OBJECTIVE → Find and copy each line of the records where the string "xjbt" shows up.

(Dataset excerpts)
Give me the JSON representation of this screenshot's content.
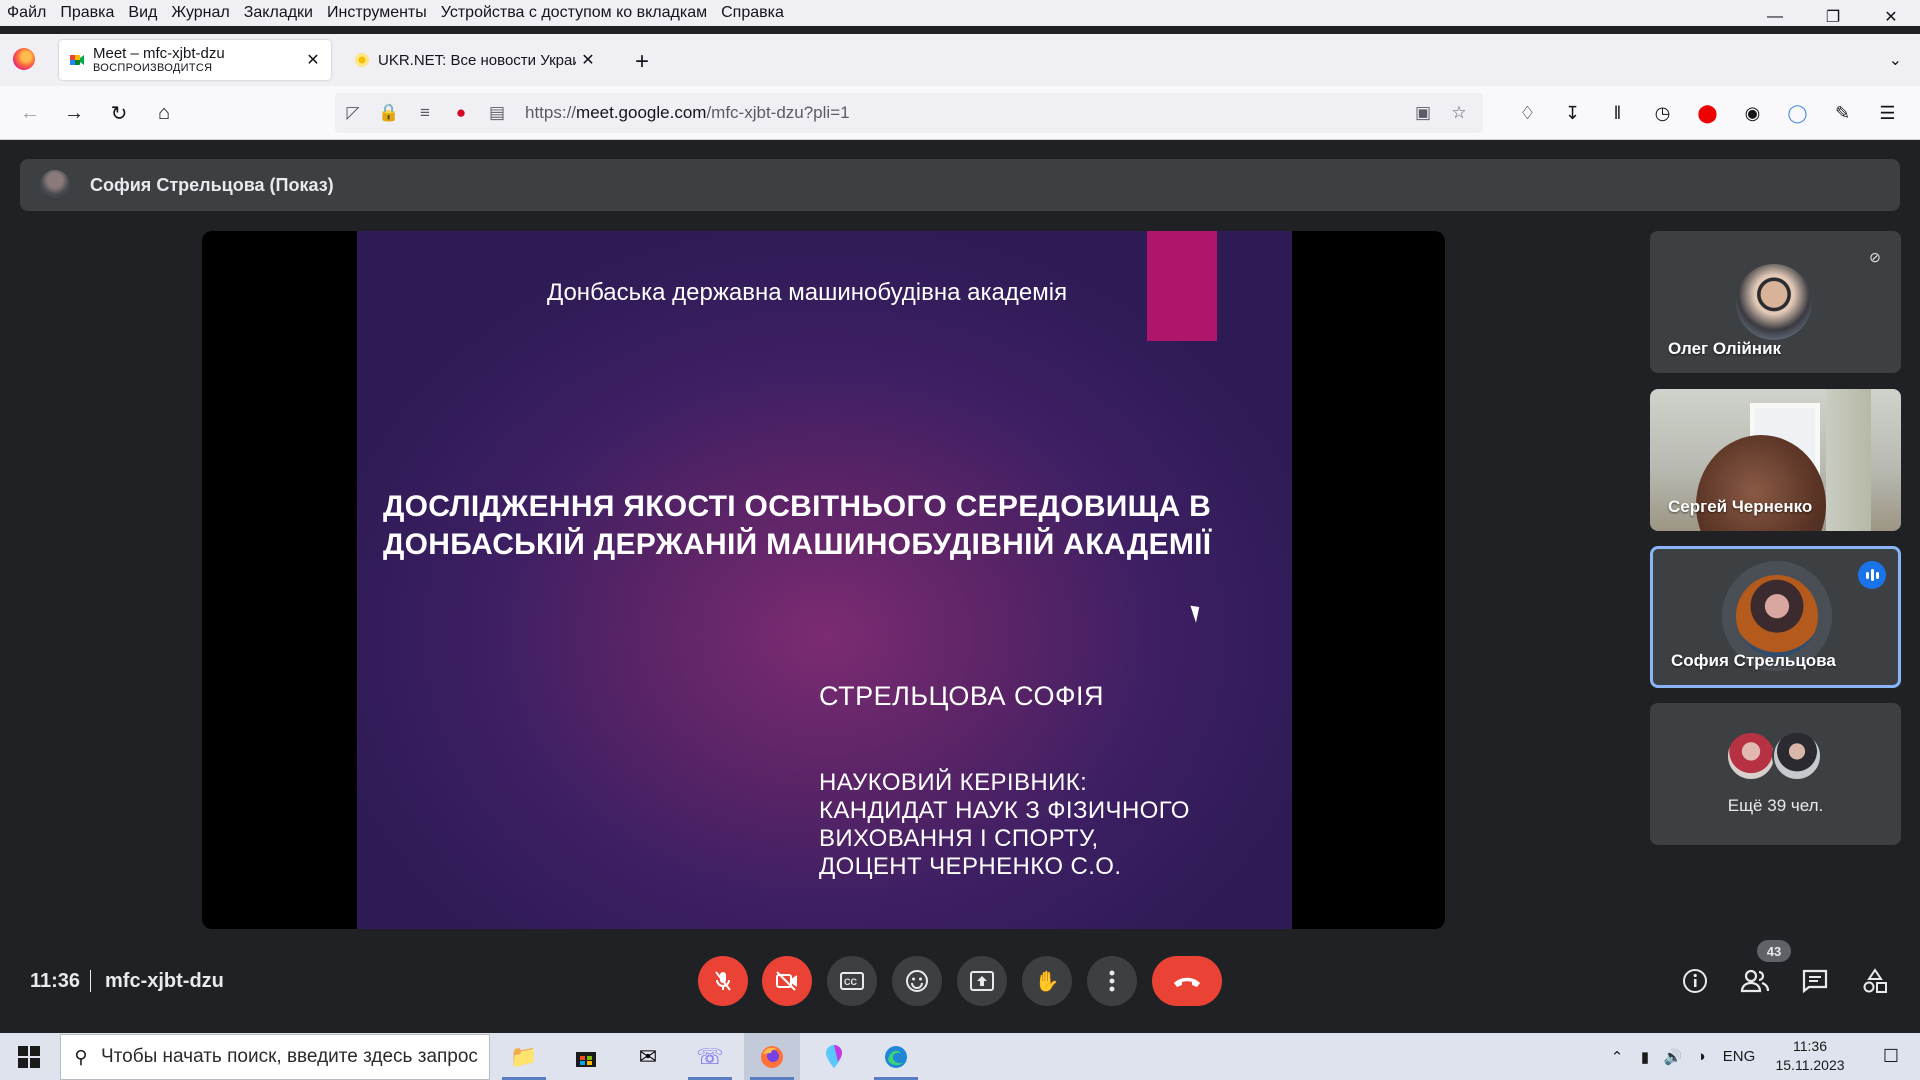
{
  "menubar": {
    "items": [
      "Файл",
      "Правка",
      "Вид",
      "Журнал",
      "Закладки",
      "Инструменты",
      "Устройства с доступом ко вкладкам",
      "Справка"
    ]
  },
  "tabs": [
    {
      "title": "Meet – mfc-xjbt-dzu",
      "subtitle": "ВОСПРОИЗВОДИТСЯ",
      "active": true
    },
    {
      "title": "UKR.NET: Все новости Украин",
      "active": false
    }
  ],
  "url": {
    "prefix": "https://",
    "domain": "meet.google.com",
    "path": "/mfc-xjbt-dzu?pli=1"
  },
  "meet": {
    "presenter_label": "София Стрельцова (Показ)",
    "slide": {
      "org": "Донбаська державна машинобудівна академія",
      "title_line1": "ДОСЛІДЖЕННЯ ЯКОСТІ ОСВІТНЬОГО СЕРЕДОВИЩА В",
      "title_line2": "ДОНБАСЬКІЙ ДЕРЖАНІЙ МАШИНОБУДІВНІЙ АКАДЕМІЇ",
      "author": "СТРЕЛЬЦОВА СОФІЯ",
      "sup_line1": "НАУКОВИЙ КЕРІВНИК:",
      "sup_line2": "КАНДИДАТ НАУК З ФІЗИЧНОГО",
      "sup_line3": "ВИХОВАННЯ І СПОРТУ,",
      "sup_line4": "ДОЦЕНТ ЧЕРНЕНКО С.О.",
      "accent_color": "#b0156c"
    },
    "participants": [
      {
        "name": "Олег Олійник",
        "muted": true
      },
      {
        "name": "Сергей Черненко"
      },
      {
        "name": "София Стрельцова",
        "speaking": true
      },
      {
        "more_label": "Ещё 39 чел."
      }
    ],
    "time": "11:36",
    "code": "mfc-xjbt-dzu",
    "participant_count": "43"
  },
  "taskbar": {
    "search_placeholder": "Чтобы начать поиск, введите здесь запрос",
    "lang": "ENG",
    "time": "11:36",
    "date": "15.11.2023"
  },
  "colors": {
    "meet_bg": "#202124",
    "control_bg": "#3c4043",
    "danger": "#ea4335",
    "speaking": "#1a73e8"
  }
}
==
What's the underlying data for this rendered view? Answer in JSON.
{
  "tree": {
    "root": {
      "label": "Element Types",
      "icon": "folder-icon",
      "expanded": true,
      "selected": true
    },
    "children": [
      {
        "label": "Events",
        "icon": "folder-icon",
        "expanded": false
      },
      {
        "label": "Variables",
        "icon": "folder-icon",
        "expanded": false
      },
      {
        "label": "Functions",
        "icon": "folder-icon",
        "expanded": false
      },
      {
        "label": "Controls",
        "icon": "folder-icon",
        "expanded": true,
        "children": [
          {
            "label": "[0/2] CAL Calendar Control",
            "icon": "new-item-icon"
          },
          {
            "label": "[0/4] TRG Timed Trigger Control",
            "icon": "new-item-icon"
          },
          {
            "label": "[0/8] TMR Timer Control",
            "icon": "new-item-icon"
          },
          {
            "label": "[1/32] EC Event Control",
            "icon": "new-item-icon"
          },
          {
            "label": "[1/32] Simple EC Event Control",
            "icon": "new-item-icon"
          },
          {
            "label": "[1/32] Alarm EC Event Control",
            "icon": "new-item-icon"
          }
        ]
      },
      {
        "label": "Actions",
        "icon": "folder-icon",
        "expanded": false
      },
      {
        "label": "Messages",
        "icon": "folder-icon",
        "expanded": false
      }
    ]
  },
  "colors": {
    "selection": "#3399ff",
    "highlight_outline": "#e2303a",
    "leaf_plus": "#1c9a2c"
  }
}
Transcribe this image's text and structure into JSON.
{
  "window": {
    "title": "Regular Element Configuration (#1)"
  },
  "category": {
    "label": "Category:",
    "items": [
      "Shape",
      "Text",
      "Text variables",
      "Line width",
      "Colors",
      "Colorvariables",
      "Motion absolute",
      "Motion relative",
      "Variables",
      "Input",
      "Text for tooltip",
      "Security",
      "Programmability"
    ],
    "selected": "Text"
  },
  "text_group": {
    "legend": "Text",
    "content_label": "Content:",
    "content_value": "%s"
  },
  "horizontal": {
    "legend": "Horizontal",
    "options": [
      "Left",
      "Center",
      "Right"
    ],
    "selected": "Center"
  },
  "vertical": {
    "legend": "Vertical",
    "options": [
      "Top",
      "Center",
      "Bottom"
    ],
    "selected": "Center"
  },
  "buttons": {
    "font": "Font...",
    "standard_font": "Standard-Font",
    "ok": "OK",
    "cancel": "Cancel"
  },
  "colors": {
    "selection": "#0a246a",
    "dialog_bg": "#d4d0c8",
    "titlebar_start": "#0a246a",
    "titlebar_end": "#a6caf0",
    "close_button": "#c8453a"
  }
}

ANSWER TO THE TASK →
      "title": "Meet – mfc-xjbt-dzu",
    "path": "/mfc-xjbt-dzu?pli=1"
    "code": "mfc-xjbt-dzu",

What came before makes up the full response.